◆ Material for this exercise
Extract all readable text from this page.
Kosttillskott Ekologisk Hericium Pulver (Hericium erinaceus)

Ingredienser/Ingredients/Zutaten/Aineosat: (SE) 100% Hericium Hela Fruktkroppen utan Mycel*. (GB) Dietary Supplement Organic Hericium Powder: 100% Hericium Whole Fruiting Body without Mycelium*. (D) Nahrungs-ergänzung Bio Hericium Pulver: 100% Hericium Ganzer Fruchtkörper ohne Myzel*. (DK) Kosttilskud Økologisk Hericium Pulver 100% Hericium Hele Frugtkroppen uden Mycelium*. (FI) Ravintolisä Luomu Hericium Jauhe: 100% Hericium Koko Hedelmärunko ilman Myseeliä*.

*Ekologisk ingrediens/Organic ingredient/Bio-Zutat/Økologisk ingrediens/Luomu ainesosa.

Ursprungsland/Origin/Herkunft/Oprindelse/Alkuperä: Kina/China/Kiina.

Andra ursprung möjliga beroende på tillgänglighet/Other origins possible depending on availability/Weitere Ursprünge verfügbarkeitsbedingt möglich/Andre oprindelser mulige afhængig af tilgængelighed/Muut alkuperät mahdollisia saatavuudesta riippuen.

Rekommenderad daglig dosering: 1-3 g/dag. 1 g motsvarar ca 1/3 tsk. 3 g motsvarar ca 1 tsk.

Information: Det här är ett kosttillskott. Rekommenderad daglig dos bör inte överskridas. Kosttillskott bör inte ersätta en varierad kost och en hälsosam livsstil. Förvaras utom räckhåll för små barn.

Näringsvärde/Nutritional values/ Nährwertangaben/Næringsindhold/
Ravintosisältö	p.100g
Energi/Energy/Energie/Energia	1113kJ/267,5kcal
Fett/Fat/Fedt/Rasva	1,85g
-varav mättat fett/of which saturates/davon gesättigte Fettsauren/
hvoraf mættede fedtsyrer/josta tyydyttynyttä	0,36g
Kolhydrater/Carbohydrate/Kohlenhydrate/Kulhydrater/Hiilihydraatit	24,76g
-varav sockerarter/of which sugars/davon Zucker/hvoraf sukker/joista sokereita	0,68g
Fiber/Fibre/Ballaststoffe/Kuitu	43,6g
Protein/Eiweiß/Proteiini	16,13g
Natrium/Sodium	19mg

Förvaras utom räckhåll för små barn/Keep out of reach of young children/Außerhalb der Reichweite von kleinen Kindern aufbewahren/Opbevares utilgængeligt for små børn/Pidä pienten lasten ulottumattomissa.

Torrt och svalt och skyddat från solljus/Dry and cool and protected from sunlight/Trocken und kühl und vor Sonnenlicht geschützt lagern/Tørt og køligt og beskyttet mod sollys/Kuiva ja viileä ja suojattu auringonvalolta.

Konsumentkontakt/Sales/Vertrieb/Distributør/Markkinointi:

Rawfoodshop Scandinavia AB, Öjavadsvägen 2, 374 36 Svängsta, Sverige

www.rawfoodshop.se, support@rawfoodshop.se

◆ Work task
Whenever the word "from" appears in a line of the listing, copy out that line.

◆ Answer to the exercise
Extract all readable text from this page.
Torrt och svalt och skyddat från solljus/Dry and cool and protected from sunlight/Trocken und kühl und vor Sonnenlicht geschützt lagern/Tørt og køligt og beskyttet mod sollys/Kuiva ja viileä ja suojattu auringonvalolta.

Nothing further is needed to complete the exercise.